- [Extracted records]:
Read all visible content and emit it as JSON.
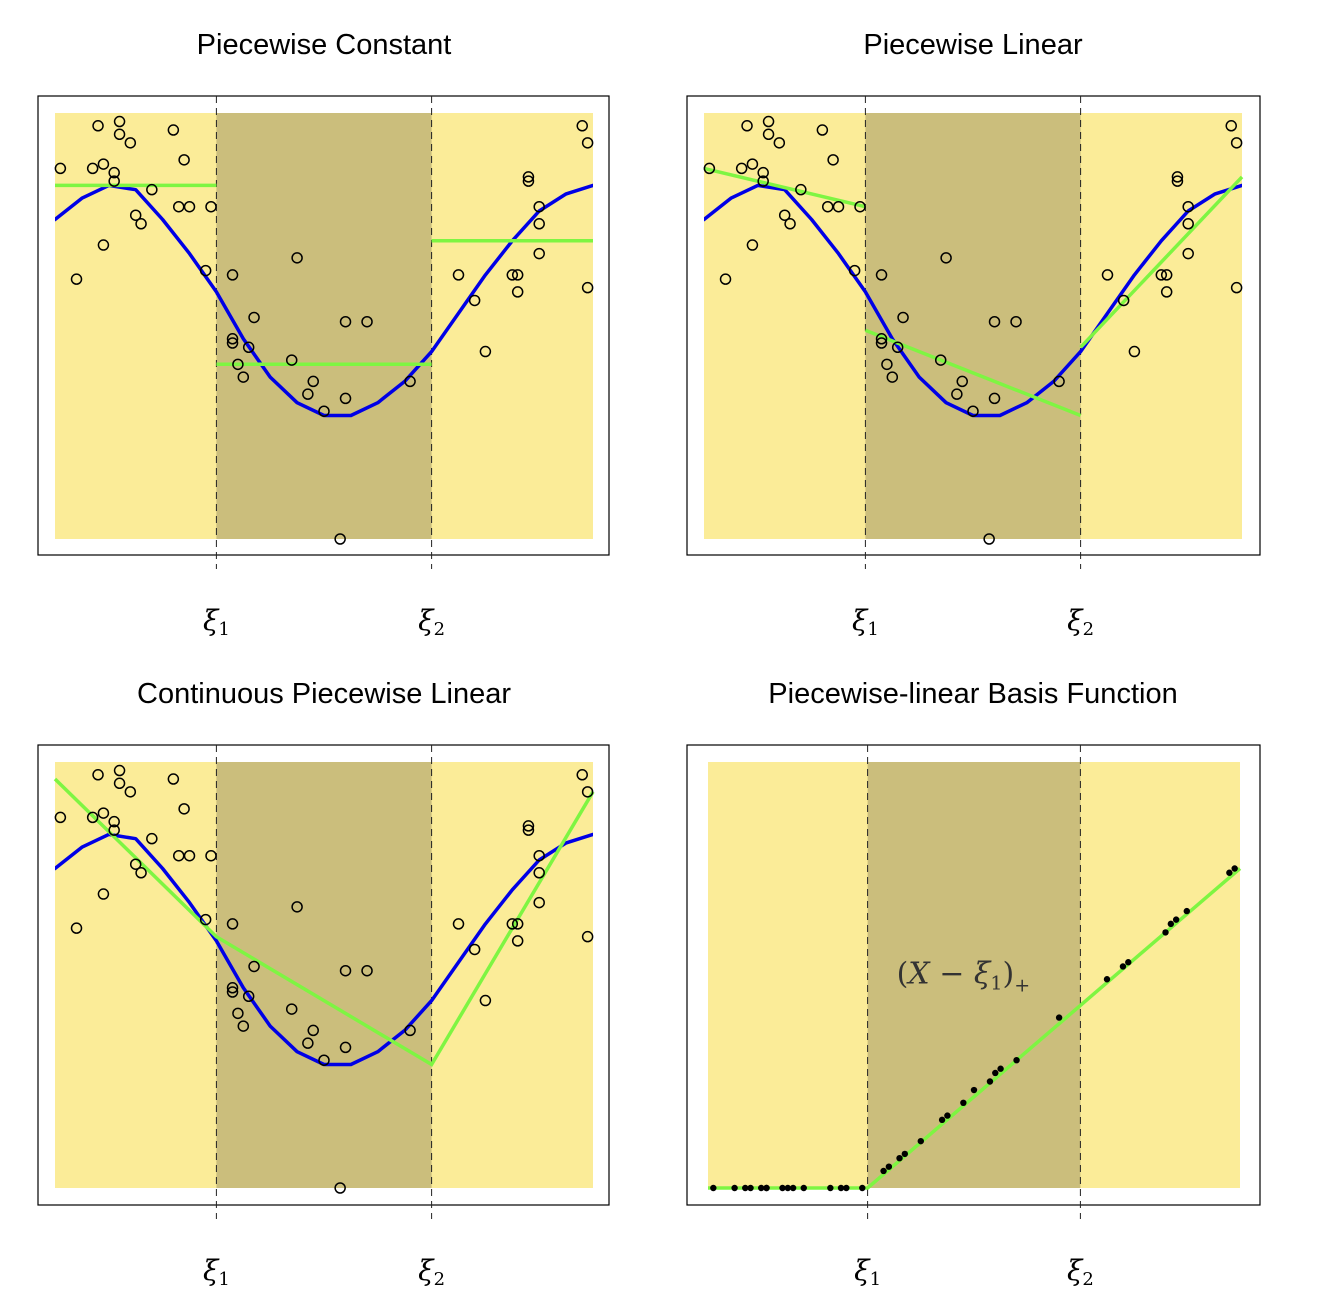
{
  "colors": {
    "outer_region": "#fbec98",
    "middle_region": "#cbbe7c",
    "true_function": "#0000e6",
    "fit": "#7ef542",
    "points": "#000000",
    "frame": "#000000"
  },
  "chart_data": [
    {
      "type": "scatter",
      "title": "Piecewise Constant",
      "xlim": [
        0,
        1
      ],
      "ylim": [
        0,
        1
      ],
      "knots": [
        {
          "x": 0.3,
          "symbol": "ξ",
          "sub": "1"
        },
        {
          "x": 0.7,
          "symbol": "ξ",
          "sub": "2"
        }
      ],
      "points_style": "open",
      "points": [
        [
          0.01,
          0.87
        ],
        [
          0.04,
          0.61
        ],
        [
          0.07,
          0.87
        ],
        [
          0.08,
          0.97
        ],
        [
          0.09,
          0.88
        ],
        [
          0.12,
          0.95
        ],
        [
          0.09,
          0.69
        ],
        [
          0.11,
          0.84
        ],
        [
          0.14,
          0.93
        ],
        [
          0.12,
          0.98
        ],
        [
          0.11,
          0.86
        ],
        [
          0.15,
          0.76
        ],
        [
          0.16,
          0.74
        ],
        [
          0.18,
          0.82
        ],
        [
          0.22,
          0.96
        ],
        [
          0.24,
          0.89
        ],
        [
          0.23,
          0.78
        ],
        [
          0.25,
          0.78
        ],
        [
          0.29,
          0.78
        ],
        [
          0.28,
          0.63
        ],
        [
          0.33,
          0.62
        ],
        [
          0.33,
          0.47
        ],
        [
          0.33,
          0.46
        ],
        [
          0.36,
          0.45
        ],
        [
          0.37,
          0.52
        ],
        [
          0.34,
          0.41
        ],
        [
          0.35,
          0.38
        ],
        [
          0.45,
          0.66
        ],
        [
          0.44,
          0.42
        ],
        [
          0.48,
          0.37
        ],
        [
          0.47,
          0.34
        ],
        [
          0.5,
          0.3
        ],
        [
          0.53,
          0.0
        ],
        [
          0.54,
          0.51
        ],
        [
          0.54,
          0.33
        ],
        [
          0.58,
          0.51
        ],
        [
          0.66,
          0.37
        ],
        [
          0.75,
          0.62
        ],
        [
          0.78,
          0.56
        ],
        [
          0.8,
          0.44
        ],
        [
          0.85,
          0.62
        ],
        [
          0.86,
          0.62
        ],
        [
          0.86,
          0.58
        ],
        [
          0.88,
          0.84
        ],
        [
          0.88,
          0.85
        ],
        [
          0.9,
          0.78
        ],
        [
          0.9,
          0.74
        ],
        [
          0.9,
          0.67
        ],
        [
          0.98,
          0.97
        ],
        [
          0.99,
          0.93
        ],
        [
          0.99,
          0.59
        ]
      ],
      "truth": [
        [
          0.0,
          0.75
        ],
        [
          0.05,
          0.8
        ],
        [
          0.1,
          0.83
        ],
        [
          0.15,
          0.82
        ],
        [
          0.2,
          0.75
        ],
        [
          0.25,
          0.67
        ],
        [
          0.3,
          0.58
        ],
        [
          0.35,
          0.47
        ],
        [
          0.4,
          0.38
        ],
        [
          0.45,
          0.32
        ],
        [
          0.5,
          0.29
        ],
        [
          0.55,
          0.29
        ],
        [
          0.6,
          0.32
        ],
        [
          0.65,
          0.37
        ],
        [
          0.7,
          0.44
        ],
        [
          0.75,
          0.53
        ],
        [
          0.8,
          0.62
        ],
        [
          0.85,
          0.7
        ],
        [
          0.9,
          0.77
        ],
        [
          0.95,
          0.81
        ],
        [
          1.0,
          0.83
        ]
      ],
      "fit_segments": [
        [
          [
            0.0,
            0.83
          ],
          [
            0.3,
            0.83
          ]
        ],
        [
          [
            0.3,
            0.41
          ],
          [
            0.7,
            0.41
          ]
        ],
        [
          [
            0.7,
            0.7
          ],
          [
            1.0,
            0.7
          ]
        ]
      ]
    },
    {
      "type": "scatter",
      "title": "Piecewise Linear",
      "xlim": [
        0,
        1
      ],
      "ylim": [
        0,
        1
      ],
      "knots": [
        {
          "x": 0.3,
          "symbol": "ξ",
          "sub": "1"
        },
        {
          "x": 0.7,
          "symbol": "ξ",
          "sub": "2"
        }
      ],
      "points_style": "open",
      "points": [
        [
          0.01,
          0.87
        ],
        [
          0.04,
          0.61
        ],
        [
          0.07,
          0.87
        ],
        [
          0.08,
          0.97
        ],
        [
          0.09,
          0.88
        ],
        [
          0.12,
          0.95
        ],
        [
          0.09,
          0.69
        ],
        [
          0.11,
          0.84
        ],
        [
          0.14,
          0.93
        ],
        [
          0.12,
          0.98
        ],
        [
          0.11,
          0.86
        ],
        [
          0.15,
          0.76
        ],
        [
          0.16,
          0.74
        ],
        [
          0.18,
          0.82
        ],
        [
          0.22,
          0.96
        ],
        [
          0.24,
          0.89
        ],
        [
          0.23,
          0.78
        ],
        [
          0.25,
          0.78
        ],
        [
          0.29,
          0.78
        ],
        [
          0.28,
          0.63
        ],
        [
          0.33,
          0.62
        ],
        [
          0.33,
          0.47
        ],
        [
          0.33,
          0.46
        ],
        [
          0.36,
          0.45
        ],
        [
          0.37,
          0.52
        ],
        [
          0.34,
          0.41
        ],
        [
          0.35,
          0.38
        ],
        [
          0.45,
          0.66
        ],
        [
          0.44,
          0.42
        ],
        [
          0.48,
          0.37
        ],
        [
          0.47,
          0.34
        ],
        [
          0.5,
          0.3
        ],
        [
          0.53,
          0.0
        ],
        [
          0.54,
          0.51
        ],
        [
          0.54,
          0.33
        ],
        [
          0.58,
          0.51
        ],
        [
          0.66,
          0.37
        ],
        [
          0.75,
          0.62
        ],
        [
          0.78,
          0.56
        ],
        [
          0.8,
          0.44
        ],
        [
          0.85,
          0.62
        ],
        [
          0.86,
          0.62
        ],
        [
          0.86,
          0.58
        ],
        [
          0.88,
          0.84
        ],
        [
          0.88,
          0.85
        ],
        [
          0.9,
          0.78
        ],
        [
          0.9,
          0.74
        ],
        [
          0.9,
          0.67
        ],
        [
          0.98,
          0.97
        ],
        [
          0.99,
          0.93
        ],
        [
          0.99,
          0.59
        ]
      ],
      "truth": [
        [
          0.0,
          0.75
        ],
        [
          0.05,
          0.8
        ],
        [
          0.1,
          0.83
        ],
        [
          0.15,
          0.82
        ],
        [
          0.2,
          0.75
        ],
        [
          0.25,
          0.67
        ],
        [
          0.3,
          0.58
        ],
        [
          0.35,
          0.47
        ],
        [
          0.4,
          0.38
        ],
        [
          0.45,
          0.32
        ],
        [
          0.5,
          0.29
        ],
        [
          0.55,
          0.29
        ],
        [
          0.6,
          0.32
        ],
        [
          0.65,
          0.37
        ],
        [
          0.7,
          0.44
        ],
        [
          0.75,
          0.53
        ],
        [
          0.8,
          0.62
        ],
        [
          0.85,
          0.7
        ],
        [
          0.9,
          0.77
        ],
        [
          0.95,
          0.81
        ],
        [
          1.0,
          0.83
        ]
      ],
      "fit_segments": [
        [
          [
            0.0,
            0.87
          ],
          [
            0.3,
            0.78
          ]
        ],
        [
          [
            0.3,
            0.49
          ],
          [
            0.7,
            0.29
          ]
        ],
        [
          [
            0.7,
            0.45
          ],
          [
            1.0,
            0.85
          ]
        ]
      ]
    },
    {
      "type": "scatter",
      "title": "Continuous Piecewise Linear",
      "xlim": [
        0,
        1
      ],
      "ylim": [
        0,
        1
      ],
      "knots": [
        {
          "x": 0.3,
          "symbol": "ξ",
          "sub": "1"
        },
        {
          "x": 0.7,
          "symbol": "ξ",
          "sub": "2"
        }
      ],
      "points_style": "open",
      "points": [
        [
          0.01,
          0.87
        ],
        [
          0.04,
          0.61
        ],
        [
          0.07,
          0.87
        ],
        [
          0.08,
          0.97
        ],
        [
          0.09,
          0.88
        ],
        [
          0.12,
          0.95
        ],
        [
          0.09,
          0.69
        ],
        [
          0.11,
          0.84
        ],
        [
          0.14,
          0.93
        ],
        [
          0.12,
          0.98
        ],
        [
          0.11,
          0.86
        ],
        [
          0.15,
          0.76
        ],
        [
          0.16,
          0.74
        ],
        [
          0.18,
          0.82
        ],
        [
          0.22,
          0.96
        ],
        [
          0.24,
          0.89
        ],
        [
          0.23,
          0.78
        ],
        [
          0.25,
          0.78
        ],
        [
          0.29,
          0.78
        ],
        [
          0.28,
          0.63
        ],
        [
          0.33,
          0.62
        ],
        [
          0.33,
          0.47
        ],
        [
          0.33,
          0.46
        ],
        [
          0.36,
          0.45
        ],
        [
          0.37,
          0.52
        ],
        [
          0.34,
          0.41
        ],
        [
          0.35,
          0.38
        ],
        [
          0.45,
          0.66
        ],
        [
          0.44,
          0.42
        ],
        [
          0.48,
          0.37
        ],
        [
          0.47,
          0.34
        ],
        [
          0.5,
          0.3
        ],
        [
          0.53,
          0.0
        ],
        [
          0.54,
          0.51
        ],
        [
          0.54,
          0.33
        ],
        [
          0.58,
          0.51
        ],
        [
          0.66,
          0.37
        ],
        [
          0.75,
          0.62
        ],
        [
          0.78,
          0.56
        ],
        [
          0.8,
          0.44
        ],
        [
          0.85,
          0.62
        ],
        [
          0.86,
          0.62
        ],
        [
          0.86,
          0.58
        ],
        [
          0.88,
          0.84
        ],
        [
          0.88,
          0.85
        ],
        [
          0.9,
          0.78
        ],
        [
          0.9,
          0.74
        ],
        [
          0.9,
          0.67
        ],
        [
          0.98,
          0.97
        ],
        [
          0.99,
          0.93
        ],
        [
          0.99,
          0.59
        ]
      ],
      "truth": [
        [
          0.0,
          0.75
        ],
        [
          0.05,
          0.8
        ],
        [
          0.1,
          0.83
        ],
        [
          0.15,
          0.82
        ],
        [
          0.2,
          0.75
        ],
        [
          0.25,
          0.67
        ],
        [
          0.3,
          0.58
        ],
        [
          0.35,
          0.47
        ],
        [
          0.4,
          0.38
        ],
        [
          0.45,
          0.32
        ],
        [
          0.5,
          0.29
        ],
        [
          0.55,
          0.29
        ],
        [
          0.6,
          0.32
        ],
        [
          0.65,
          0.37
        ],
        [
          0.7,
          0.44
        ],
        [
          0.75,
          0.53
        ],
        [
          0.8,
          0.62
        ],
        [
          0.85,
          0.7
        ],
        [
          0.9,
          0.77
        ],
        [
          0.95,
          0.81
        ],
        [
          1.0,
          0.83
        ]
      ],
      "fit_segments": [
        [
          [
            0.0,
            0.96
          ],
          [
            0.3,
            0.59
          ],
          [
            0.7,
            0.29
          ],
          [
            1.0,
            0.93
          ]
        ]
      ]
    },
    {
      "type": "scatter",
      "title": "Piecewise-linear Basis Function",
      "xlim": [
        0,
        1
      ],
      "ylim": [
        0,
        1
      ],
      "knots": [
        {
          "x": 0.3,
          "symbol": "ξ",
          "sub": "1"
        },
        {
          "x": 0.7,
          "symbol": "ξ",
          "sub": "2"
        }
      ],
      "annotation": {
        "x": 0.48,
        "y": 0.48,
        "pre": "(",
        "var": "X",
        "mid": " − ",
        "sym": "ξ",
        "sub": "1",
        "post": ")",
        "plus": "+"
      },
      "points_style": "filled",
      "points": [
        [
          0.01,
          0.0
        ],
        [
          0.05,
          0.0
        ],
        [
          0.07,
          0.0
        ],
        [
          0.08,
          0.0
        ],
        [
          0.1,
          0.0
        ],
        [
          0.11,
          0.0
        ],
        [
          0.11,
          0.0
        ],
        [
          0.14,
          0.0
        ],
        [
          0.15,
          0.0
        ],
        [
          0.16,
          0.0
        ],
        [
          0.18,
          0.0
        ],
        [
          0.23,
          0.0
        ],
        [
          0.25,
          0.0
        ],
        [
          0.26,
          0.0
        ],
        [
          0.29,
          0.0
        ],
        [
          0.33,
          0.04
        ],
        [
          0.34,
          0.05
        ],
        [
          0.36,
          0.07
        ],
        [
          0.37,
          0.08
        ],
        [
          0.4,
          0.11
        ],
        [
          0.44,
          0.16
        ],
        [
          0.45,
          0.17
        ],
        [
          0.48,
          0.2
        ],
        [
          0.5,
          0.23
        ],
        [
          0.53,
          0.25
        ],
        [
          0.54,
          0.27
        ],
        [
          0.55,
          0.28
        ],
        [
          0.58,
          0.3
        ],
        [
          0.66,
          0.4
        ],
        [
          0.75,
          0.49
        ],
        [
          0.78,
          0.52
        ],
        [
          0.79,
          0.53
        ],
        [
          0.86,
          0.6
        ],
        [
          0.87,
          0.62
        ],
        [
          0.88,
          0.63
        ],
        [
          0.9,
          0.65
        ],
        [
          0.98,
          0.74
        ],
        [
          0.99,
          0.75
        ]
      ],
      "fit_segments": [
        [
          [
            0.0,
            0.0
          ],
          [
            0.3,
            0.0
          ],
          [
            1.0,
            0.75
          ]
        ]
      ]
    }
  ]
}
--
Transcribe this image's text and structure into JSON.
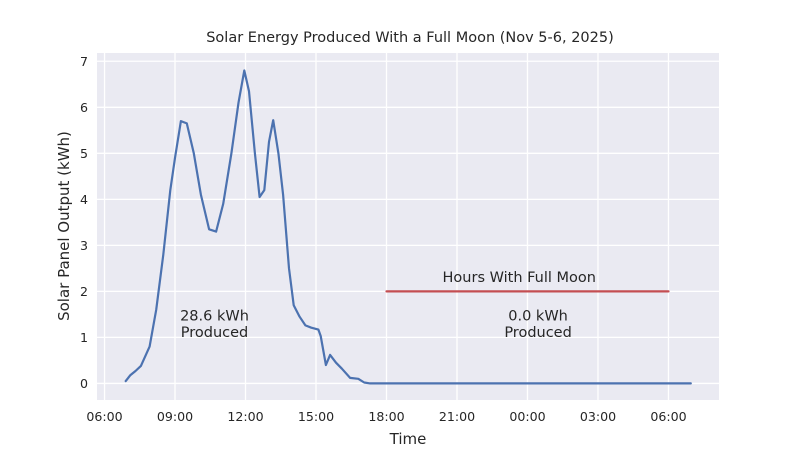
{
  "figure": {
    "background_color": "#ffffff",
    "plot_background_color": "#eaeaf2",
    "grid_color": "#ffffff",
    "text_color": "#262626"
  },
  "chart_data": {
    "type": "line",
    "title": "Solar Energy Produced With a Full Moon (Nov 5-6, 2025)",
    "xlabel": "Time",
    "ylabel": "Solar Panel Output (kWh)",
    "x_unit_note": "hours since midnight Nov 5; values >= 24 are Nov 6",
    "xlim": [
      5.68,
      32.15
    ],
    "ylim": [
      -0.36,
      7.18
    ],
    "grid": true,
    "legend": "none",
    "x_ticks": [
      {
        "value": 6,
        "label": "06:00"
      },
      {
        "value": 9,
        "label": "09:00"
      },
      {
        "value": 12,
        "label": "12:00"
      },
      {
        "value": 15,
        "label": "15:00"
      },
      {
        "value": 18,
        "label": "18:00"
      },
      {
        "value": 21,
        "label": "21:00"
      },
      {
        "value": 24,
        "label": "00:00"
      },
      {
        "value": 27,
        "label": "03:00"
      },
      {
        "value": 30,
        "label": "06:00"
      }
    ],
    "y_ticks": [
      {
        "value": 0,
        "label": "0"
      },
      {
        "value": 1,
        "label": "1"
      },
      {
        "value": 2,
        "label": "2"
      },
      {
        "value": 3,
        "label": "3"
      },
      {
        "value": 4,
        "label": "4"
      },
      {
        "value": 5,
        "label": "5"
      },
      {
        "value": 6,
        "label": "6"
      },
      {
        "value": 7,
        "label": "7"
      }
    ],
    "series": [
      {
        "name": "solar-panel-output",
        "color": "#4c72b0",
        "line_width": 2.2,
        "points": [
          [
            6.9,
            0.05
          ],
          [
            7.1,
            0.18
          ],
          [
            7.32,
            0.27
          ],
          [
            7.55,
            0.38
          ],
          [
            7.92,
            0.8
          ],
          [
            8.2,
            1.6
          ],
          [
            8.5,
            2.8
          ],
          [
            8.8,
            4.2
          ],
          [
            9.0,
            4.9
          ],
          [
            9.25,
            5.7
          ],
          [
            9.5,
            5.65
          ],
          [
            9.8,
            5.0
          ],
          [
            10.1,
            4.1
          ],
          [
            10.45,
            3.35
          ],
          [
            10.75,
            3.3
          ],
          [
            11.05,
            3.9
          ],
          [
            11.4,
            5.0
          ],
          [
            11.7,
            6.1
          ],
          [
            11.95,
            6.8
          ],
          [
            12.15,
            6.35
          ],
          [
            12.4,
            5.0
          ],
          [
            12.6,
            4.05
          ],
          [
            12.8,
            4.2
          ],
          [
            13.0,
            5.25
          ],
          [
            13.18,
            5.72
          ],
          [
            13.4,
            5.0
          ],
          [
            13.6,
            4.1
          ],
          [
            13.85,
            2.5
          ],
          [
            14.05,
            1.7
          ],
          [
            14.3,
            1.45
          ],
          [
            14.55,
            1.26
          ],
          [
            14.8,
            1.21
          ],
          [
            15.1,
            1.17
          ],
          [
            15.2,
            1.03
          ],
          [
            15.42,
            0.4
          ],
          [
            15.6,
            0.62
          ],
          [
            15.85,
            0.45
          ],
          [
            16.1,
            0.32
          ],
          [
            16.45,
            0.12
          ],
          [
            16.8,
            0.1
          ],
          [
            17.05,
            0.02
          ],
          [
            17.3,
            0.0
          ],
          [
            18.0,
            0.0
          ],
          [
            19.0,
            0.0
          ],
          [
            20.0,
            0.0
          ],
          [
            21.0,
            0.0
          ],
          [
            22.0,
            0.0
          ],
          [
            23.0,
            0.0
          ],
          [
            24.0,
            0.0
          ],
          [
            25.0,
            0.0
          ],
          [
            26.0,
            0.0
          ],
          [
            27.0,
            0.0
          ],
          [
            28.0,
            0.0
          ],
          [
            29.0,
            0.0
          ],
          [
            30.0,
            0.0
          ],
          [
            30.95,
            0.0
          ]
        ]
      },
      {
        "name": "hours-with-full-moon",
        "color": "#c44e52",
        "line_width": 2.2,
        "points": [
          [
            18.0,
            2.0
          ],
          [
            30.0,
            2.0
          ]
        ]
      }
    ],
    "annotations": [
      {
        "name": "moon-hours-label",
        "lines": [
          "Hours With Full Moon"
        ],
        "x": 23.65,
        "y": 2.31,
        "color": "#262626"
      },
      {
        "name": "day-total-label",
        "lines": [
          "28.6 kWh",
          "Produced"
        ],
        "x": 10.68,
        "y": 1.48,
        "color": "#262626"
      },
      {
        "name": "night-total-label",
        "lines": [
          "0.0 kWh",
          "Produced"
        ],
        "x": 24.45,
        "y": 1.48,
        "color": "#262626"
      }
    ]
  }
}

- [Given request]: Look through the listing and extract every line with "name" in it.

- [The output]:
        "name": "solar-panel-output",
        "name": "hours-with-full-moon",
        "name": "moon-hours-label",
        "name": "day-total-label",
        "name": "night-total-label",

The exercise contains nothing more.